***** Records supplied *****

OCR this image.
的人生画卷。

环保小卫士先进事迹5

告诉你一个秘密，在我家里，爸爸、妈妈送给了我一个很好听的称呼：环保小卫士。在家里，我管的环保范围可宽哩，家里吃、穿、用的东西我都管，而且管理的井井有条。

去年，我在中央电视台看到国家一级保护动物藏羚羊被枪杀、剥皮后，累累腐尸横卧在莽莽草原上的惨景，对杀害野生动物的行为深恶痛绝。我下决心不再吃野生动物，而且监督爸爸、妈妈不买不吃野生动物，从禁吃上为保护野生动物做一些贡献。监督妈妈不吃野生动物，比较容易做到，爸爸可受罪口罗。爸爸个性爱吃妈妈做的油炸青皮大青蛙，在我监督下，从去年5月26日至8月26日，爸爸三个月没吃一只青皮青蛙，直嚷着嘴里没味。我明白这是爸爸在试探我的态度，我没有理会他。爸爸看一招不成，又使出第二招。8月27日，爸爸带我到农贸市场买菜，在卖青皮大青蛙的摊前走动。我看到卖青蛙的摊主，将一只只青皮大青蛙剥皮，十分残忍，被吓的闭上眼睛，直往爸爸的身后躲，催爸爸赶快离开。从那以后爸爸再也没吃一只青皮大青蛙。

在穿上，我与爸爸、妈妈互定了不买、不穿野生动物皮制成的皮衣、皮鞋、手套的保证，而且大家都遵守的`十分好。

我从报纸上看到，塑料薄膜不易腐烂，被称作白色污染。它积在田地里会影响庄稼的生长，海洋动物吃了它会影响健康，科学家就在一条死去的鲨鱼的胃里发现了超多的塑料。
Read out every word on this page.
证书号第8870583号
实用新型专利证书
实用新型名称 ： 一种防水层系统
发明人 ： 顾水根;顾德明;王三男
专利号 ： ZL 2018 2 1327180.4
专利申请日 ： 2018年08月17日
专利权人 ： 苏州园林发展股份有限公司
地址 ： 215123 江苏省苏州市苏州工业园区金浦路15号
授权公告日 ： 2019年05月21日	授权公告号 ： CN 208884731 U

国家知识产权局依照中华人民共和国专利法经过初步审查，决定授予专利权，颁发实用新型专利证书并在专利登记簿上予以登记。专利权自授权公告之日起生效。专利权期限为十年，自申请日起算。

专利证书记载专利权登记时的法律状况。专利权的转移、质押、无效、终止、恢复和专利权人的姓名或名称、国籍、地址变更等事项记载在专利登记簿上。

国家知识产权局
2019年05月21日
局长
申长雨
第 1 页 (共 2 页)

*****

Retype the listing. Match it exactly.

> Answer to this problem:
OCR this image.
的人生画卷。

环保小卫士先进事迹5

告诉你一个秘密，在我家里，爸爸、妈妈送给了我一个很好听的称呼：环保小卫士。在家里，我管的环保范围可宽哩，家里吃、穿、用的东西我都管，而且管理的井井有条。

去年，我在中央电视台看到国家一级保护动物藏羚羊被枪杀、剥皮后，累累腐尸横卧在莽莽草原上的惨景，对杀害野生动物的行为深恶痛绝。我下决心不再吃野生动物，而且监督爸爸、妈妈不买不吃野生动物，从禁吃上为保护野生动物做一些贡献。监督妈妈不吃野生动物，比较容易做到，爸爸可受罪口罗。爸爸个性爱吃妈妈做的油炸青皮大青蛙，在我监督下，从去年5月26日至8月26日，爸爸三个月没吃一只青皮青蛙，直嚷着嘴里没味。我明白这是爸爸在试探我的态度，我没有理会他。爸爸看一招不成，又使出第二招。8月27日，爸爸带我到农贸市场买菜，在卖青皮大青蛙的摊前走动。我看到卖青蛙的摊主，将一只只青皮大青蛙剥皮，十分残忍，被吓的闭上眼睛，直往爸爸的身后躲，催爸爸赶快离开。从那以后爸爸再也没吃一只青皮大青蛙。

在穿上，我与爸爸、妈妈互定了不买、不穿野生动物皮制成的皮衣、皮鞋、手套的保证，而且大家都遵守的`十分好。

我从报纸上看到，塑料薄膜不易腐烂，被称作白色污染。它积在田地里会影响庄稼的生长，海洋动物吃了它会影响健康，科学家就在一条死去的鲨鱼的胃里发现了超多的塑料。
Read out every word on this page.
证书号第8870583号
实用新型专利证书
实用新型名称 ： 一种防水层系统
发明人 ： 顾水根;顾德明;王三男
专利号 ： ZL 2018 2 1327180.4
专利申请日 ： 2018年08月17日
专利权人 ： 苏州园林发展股份有限公司
地址 ： 215123 江苏省苏州市苏州工业园区金浦路15号
授权公告日 ： 2019年05月21日	授权公告号 ： CN 208884731 U

国家知识产权局依照中华人民共和国专利法经过初步审查，决定授予专利权，颁发实用新型专利证书并在专利登记簿上予以登记。专利权自授权公告之日起生效。专利权期限为十年，自申请日起算。

专利证书记载专利权登记时的法律状况。专利权的转移、质押、无效、终止、恢复和专利权人的姓名或名称、国籍、地址变更等事项记载在专利登记簿上。

国家知识产权局
2019年05月21日
局长
申长雨
第 1 页 (共 2 页)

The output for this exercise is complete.